Start Available data
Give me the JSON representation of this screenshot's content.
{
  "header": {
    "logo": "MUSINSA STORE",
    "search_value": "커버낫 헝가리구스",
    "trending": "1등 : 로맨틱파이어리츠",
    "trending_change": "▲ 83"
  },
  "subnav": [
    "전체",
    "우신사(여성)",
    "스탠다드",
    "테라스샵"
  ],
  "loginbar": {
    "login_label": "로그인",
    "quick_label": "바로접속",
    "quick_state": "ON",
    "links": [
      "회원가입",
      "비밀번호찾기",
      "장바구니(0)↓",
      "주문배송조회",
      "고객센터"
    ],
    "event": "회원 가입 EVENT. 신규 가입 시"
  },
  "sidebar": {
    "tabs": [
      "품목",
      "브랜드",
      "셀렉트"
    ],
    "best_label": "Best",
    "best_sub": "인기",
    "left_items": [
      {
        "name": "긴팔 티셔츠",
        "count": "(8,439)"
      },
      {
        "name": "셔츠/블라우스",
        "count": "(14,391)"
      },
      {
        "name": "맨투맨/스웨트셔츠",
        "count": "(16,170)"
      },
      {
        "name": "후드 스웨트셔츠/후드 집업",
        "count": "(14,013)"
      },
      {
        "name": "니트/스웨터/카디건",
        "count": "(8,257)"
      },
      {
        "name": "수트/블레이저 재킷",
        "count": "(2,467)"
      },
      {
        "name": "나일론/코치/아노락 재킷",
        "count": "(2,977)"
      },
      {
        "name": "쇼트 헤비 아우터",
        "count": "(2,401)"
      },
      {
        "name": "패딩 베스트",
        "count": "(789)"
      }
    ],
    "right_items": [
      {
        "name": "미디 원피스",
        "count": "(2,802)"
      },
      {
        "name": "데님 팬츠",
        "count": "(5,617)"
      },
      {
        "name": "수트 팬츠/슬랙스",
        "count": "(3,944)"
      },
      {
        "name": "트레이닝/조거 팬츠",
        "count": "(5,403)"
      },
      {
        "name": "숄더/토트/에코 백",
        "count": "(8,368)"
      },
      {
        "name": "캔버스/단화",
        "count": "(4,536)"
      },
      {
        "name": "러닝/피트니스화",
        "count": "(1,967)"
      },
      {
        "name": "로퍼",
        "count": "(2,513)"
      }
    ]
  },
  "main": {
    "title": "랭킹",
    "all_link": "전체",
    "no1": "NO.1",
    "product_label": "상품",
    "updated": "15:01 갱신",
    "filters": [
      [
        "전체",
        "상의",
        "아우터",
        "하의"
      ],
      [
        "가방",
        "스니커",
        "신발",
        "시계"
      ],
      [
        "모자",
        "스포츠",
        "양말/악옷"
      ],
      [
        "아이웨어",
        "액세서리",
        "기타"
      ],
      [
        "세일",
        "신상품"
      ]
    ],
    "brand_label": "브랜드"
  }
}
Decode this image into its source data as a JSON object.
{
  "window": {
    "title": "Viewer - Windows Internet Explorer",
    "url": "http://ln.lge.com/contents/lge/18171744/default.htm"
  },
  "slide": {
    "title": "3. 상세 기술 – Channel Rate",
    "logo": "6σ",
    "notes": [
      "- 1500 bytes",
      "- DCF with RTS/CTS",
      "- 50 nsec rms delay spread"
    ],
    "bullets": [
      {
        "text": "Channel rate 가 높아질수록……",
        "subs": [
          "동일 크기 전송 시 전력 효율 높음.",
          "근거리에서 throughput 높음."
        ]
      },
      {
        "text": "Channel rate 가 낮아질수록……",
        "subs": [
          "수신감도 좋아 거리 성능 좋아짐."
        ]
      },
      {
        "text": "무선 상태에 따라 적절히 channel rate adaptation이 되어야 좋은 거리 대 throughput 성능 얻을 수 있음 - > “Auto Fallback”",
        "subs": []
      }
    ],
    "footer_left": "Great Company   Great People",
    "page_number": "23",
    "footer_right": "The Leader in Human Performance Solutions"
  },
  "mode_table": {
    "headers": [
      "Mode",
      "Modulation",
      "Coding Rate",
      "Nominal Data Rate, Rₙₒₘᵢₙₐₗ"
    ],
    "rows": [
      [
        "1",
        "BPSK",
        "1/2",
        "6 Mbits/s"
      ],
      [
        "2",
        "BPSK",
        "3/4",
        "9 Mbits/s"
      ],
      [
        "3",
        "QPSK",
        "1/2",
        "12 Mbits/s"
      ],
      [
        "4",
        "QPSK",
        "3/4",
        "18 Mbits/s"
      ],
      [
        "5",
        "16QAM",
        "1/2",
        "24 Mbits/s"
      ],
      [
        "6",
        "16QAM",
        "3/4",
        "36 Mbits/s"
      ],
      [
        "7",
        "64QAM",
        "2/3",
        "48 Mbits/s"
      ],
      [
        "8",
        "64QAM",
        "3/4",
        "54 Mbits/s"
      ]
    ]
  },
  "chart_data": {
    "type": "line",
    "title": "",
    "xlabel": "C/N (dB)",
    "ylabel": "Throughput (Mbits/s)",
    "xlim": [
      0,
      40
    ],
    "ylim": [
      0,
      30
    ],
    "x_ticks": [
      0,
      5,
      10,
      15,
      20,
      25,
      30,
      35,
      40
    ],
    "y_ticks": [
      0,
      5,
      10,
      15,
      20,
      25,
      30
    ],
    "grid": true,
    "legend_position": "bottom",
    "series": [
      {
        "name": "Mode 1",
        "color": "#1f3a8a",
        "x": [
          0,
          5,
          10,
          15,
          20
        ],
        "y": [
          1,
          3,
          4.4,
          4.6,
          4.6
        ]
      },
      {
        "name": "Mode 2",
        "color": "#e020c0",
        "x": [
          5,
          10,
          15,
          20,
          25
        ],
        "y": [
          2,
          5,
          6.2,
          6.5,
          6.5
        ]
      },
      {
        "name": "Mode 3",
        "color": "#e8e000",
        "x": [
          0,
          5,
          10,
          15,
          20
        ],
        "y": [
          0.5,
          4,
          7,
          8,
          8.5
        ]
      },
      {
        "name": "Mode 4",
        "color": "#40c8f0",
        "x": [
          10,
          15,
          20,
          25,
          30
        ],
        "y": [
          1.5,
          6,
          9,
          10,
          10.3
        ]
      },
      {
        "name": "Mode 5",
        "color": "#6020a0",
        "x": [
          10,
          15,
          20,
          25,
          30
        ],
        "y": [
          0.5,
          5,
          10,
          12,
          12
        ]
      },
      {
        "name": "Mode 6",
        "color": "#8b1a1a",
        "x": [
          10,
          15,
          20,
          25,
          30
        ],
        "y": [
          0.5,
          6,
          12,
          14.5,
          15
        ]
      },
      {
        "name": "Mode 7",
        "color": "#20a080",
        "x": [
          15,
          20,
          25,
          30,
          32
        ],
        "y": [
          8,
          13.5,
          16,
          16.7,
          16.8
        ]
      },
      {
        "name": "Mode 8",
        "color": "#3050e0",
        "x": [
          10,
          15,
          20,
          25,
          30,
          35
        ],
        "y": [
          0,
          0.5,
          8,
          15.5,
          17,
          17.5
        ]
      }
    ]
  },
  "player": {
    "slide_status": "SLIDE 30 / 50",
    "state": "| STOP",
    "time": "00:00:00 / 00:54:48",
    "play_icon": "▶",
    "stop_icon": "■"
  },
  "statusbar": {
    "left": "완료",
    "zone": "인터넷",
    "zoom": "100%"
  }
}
End Available data
▶ **What is required**: Make a verbatim copy of every entry shown above.

▶ **Exercise solution**:
Give me the JSON representation of this screenshot's content.
{
  "header": {
    "logo": "MUSINSA STORE",
    "search_value": "커버낫 헝가리구스",
    "trending": "1등 : 로맨틱파이어리츠",
    "trending_change": "▲ 83"
  },
  "subnav": [
    "전체",
    "우신사(여성)",
    "스탠다드",
    "테라스샵"
  ],
  "loginbar": {
    "login_label": "로그인",
    "quick_label": "바로접속",
    "quick_state": "ON",
    "links": [
      "회원가입",
      "비밀번호찾기",
      "장바구니(0)↓",
      "주문배송조회",
      "고객센터"
    ],
    "event": "회원 가입 EVENT. 신규 가입 시"
  },
  "sidebar": {
    "tabs": [
      "품목",
      "브랜드",
      "셀렉트"
    ],
    "best_label": "Best",
    "best_sub": "인기",
    "left_items": [
      {
        "name": "긴팔 티셔츠",
        "count": "(8,439)"
      },
      {
        "name": "셔츠/블라우스",
        "count": "(14,391)"
      },
      {
        "name": "맨투맨/스웨트셔츠",
        "count": "(16,170)"
      },
      {
        "name": "후드 스웨트셔츠/후드 집업",
        "count": "(14,013)"
      },
      {
        "name": "니트/스웨터/카디건",
        "count": "(8,257)"
      },
      {
        "name": "수트/블레이저 재킷",
        "count": "(2,467)"
      },
      {
        "name": "나일론/코치/아노락 재킷",
        "count": "(2,977)"
      },
      {
        "name": "쇼트 헤비 아우터",
        "count": "(2,401)"
      },
      {
        "name": "패딩 베스트",
        "count": "(789)"
      }
    ],
    "right_items": [
      {
        "name": "미디 원피스",
        "count": "(2,802)"
      },
      {
        "name": "데님 팬츠",
        "count": "(5,617)"
      },
      {
        "name": "수트 팬츠/슬랙스",
        "count": "(3,944)"
      },
      {
        "name": "트레이닝/조거 팬츠",
        "count": "(5,403)"
      },
      {
        "name": "숄더/토트/에코 백",
        "count": "(8,368)"
      },
      {
        "name": "캔버스/단화",
        "count": "(4,536)"
      },
      {
        "name": "러닝/피트니스화",
        "count": "(1,967)"
      },
      {
        "name": "로퍼",
        "count": "(2,513)"
      }
    ]
  },
  "main": {
    "title": "랭킹",
    "all_link": "전체",
    "no1": "NO.1",
    "product_label": "상품",
    "updated": "15:01 갱신",
    "filters": [
      [
        "전체",
        "상의",
        "아우터",
        "하의"
      ],
      [
        "가방",
        "스니커",
        "신발",
        "시계"
      ],
      [
        "모자",
        "스포츠",
        "양말/악옷"
      ],
      [
        "아이웨어",
        "액세서리",
        "기타"
      ],
      [
        "세일",
        "신상품"
      ]
    ],
    "brand_label": "브랜드"
  }
}
Decode this image into its source data as a JSON object.
{
  "window": {
    "title": "Viewer - Windows Internet Explorer",
    "url": "http://ln.lge.com/contents/lge/18171744/default.htm"
  },
  "slide": {
    "title": "3. 상세 기술 – Channel Rate",
    "logo": "6σ",
    "notes": [
      "- 1500 bytes",
      "- DCF with RTS/CTS",
      "- 50 nsec rms delay spread"
    ],
    "bullets": [
      {
        "text": "Channel rate 가 높아질수록……",
        "subs": [
          "동일 크기 전송 시 전력 효율 높음.",
          "근거리에서 throughput 높음."
        ]
      },
      {
        "text": "Channel rate 가 낮아질수록……",
        "subs": [
          "수신감도 좋아 거리 성능 좋아짐."
        ]
      },
      {
        "text": "무선 상태에 따라 적절히 channel rate adaptation이 되어야 좋은 거리 대 throughput 성능 얻을 수 있음 - > “Auto Fallback”",
        "subs": []
      }
    ],
    "footer_left": "Great Company   Great People",
    "page_number": "23",
    "footer_right": "The Leader in Human Performance Solutions"
  },
  "mode_table": {
    "headers": [
      "Mode",
      "Modulation",
      "Coding Rate",
      "Nominal Data Rate, Rₙₒₘᵢₙₐₗ"
    ],
    "rows": [
      [
        "1",
        "BPSK",
        "1/2",
        "6 Mbits/s"
      ],
      [
        "2",
        "BPSK",
        "3/4",
        "9 Mbits/s"
      ],
      [
        "3",
        "QPSK",
        "1/2",
        "12 Mbits/s"
      ],
      [
        "4",
        "QPSK",
        "3/4",
        "18 Mbits/s"
      ],
      [
        "5",
        "16QAM",
        "1/2",
        "24 Mbits/s"
      ],
      [
        "6",
        "16QAM",
        "3/4",
        "36 Mbits/s"
      ],
      [
        "7",
        "64QAM",
        "2/3",
        "48 Mbits/s"
      ],
      [
        "8",
        "64QAM",
        "3/4",
        "54 Mbits/s"
      ]
    ]
  },
  "chart_data": {
    "type": "line",
    "title": "",
    "xlabel": "C/N (dB)",
    "ylabel": "Throughput (Mbits/s)",
    "xlim": [
      0,
      40
    ],
    "ylim": [
      0,
      30
    ],
    "x_ticks": [
      0,
      5,
      10,
      15,
      20,
      25,
      30,
      35,
      40
    ],
    "y_ticks": [
      0,
      5,
      10,
      15,
      20,
      25,
      30
    ],
    "grid": true,
    "legend_position": "bottom",
    "series": [
      {
        "name": "Mode 1",
        "color": "#1f3a8a",
        "x": [
          0,
          5,
          10,
          15,
          20
        ],
        "y": [
          1,
          3,
          4.4,
          4.6,
          4.6
        ]
      },
      {
        "name": "Mode 2",
        "color": "#e020c0",
        "x": [
          5,
          10,
          15,
          20,
          25
        ],
        "y": [
          2,
          5,
          6.2,
          6.5,
          6.5
        ]
      },
      {
        "name": "Mode 3",
        "color": "#e8e000",
        "x": [
          0,
          5,
          10,
          15,
          20
        ],
        "y": [
          0.5,
          4,
          7,
          8,
          8.5
        ]
      },
      {
        "name": "Mode 4",
        "color": "#40c8f0",
        "x": [
          10,
          15,
          20,
          25,
          30
        ],
        "y": [
          1.5,
          6,
          9,
          10,
          10.3
        ]
      },
      {
        "name": "Mode 5",
        "color": "#6020a0",
        "x": [
          10,
          15,
          20,
          25,
          30
        ],
        "y": [
          0.5,
          5,
          10,
          12,
          12
        ]
      },
      {
        "name": "Mode 6",
        "color": "#8b1a1a",
        "x": [
          10,
          15,
          20,
          25,
          30
        ],
        "y": [
          0.5,
          6,
          12,
          14.5,
          15
        ]
      },
      {
        "name": "Mode 7",
        "color": "#20a080",
        "x": [
          15,
          20,
          25,
          30,
          32
        ],
        "y": [
          8,
          13.5,
          16,
          16.7,
          16.8
        ]
      },
      {
        "name": "Mode 8",
        "color": "#3050e0",
        "x": [
          10,
          15,
          20,
          25,
          30,
          35
        ],
        "y": [
          0,
          0.5,
          8,
          15.5,
          17,
          17.5
        ]
      }
    ]
  },
  "player": {
    "slide_status": "SLIDE 30 / 50",
    "state": "| STOP",
    "time": "00:00:00 / 00:54:48",
    "play_icon": "▶",
    "stop_icon": "■"
  },
  "statusbar": {
    "left": "완료",
    "zone": "인터넷",
    "zoom": "100%"
  }
}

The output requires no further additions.